Search the records for "information". Copy every line where it appears.

Data items
-.-.-
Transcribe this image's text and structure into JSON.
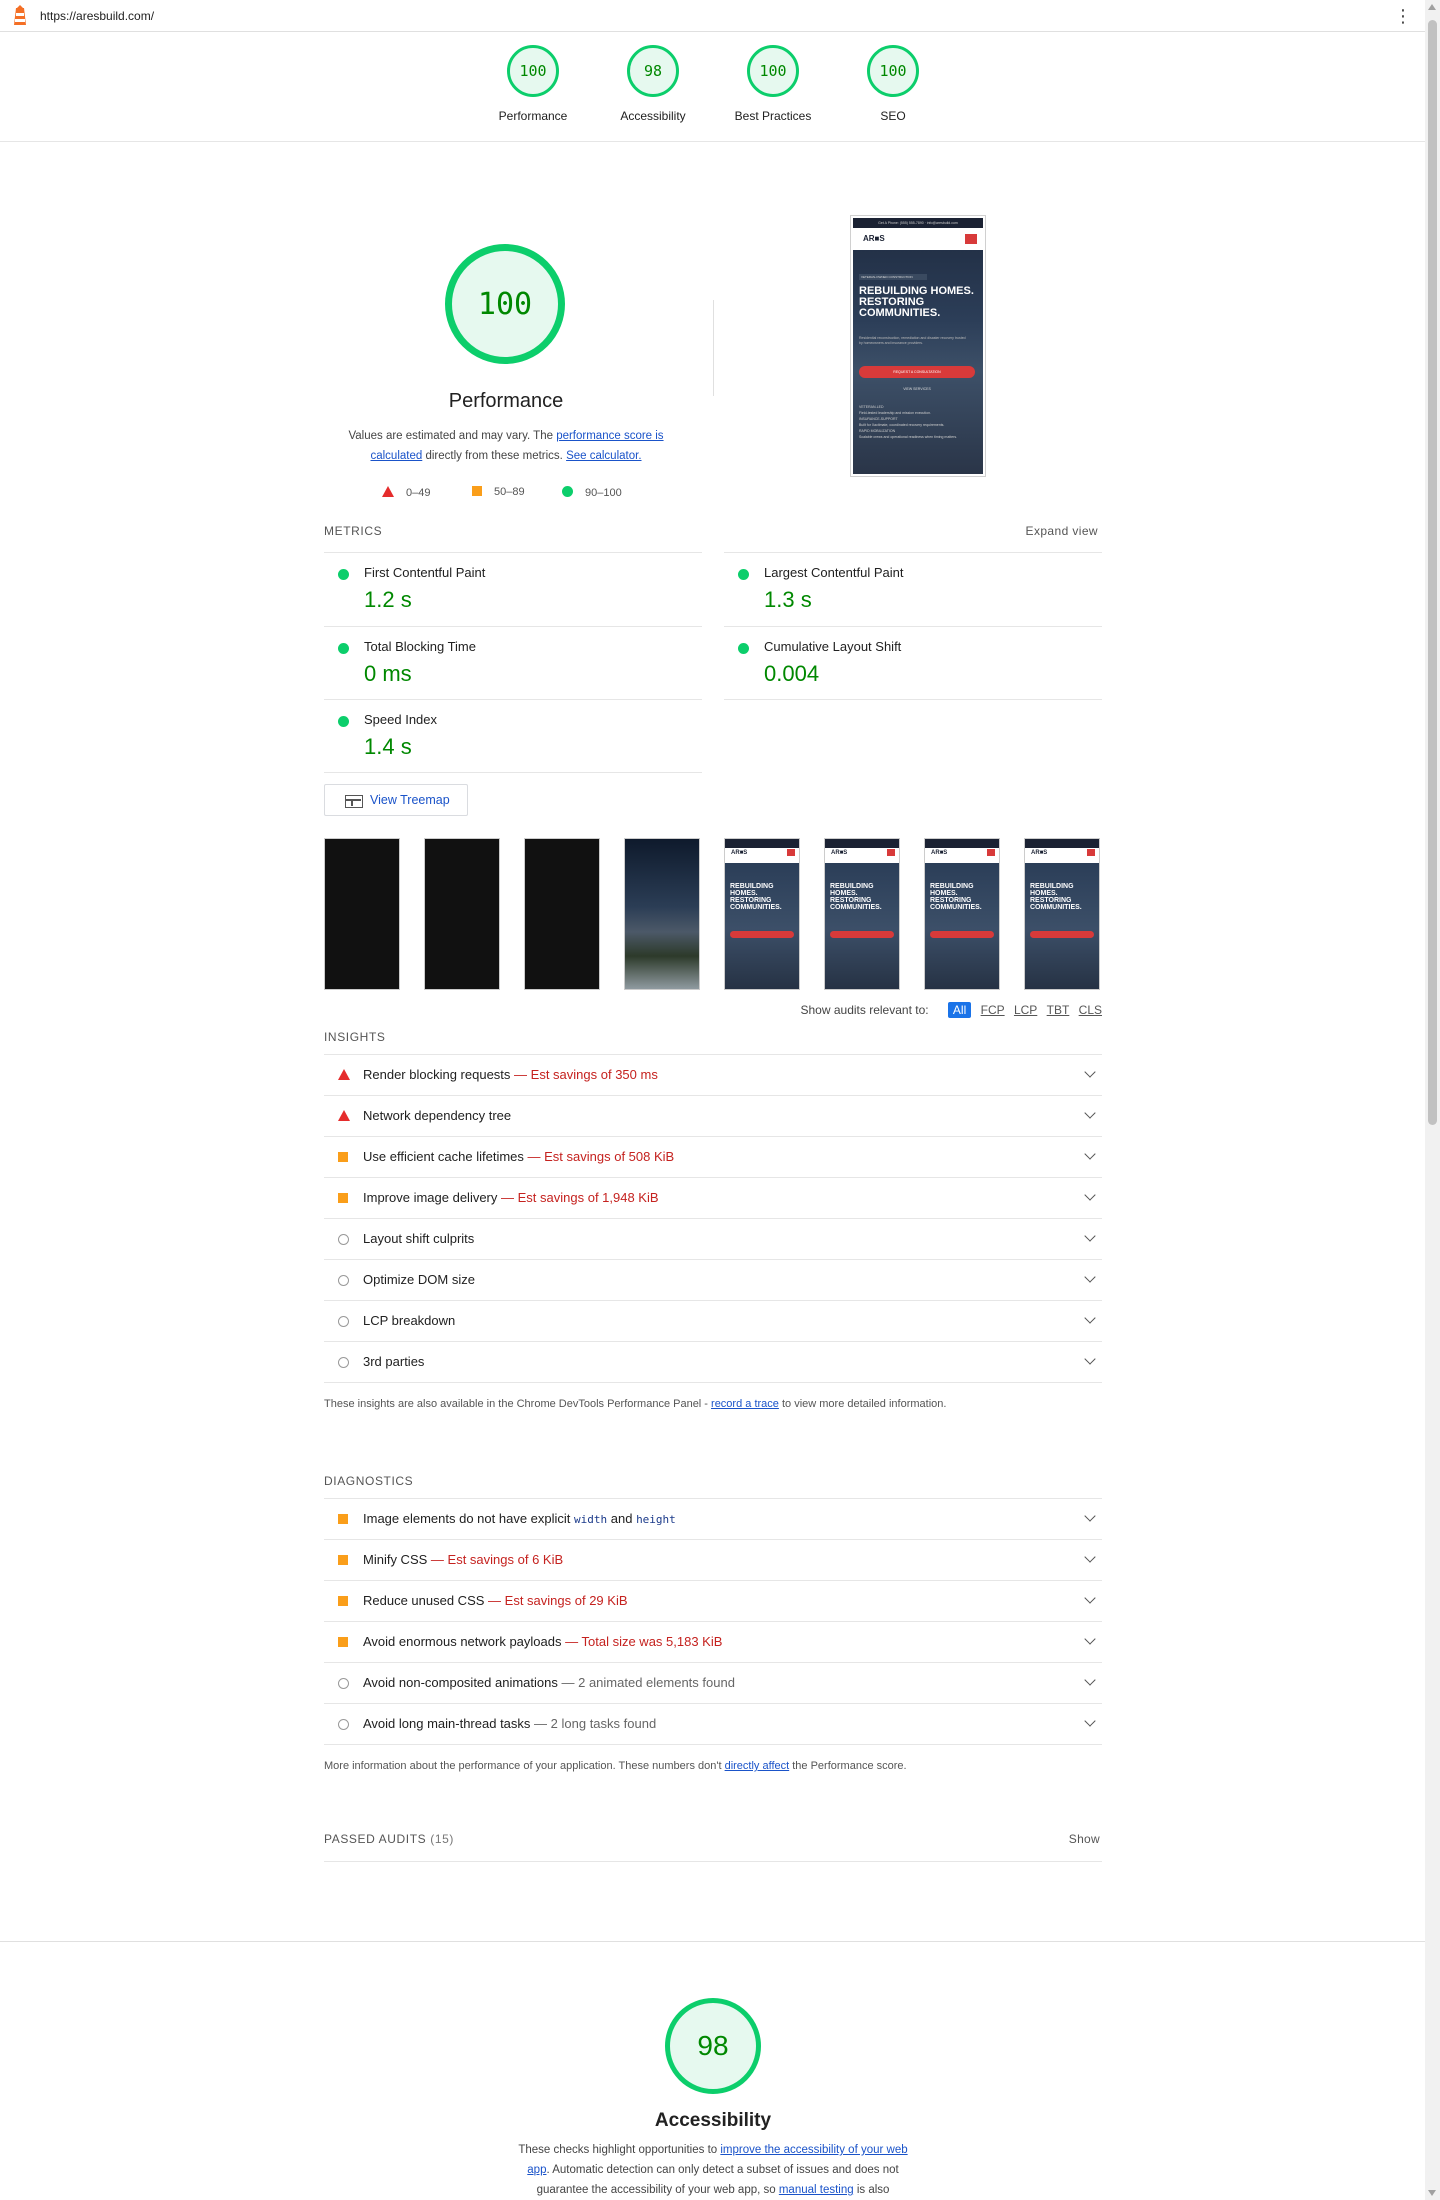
{
  "url": "https://aresbuild.com/",
  "gauges": [
    {
      "score": "100",
      "label": "Performance"
    },
    {
      "score": "98",
      "label": "Accessibility"
    },
    {
      "score": "100",
      "label": "Best Practices"
    },
    {
      "score": "100",
      "label": "SEO"
    }
  ],
  "performance": {
    "score": "100",
    "title": "Performance",
    "desc_1": "Values are estimated and may vary. The ",
    "desc_link_1": "performance score is calculated",
    "desc_2": " directly from these metrics. ",
    "desc_link_2": "See calculator.",
    "legend": [
      "0–49",
      "50–89",
      "90–100"
    ]
  },
  "preview": {
    "topbar": "Get A Phone: (555) 555-7890 · info@aresbuild.com",
    "logo": "AR■S",
    "tag": "VETERAN-OWNED CONSTRUCTION",
    "headline": "REBUILDING HOMES. RESTORING COMMUNITIES.",
    "sub": "Residential reconstruction, remediation and disaster recovery trusted by homeowners and insurance providers.",
    "cta": "REQUEST A CONSULTATION",
    "view": "VIEW SERVICES",
    "list": [
      "VETERAN-LED",
      "Field-tested leadership and mission execution.",
      "INSURANCE-SUPPORT",
      "Built for Xactimate, coordinated recovery requirements.",
      "RAPID MOBILIZATION",
      "Scalable crews and operational readiness when timing matters."
    ]
  },
  "metrics": {
    "header": "METRICS",
    "expand": "Expand view",
    "items": [
      {
        "name": "First Contentful Paint",
        "value": "1.2 s"
      },
      {
        "name": "Largest Contentful Paint",
        "value": "1.3 s"
      },
      {
        "name": "Total Blocking Time",
        "value": "0 ms"
      },
      {
        "name": "Cumulative Layout Shift",
        "value": "0.004"
      },
      {
        "name": "Speed Index",
        "value": "1.4 s"
      }
    ]
  },
  "treemap_label": "View Treemap",
  "filmstrip": {
    "frame_text": "REBUILDING HOMES. RESTORING COMMUNITIES.",
    "frame_logo": "AR■S"
  },
  "relevant": {
    "label": "Show audits relevant to:",
    "chips": [
      "All",
      "FCP",
      "LCP",
      "TBT",
      "CLS"
    ]
  },
  "insights": {
    "header": "INSIGHTS",
    "items": [
      {
        "name": "Render blocking requests",
        "savings": "— Est savings of 350 ms"
      },
      {
        "name": "Network dependency tree",
        "savings": ""
      },
      {
        "name": "Use efficient cache lifetimes",
        "savings": "— Est savings of 508 KiB"
      },
      {
        "name": "Improve image delivery",
        "savings": "— Est savings of 1,948 KiB"
      },
      {
        "name": "Layout shift culprits",
        "savings": ""
      },
      {
        "name": "Optimize DOM size",
        "savings": ""
      },
      {
        "name": "LCP breakdown",
        "savings": ""
      },
      {
        "name": "3rd parties",
        "savings": ""
      }
    ],
    "note_1": "These insights are also available in the Chrome DevTools Performance Panel - ",
    "note_link": "record a trace",
    "note_2": " to view more detailed information."
  },
  "diagnostics": {
    "header": "DIAGNOSTICS",
    "img_1": "Image elements do not have explicit ",
    "img_code_1": "width",
    "img_2": " and ",
    "img_code_2": "height",
    "items": [
      {
        "name": "Minify CSS",
        "savings": "— Est savings of 6 KiB"
      },
      {
        "name": "Reduce unused CSS",
        "savings": "— Est savings of 29 KiB"
      },
      {
        "name": "Avoid enormous network payloads",
        "savings": "— Total size was 5,183 KiB"
      },
      {
        "name": "Avoid non-composited animations",
        "savings": "— 2 animated elements found"
      },
      {
        "name": "Avoid long main-thread tasks",
        "savings": "— 2 long tasks found"
      }
    ],
    "note_1": "More information about the performance of your application. These numbers don't ",
    "note_link": "directly affect",
    "note_2": " the Performance score."
  },
  "passed": {
    "label": "PASSED AUDITS",
    "count": "(15)",
    "show": "Show"
  },
  "accessibility": {
    "score": "98",
    "title": "Accessibility",
    "desc_1": "These checks highlight opportunities to ",
    "desc_link_1": "improve the accessibility of your web app",
    "desc_2": ". Automatic detection can only detect a subset of issues and does not guarantee the accessibility of your web app, so ",
    "desc_link_2": "manual testing",
    "desc_3": " is also"
  },
  "colors": {
    "pass": "#0cce6b",
    "pass_text": "#008800",
    "average": "#fa9e1a",
    "fail": "#e52c2c",
    "link": "#1a53c9"
  }
}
-.-.-
**The response**
    "note_2": " to view more detailed information."
    "note_1": "More information about the performance of your application. These numbers don't ",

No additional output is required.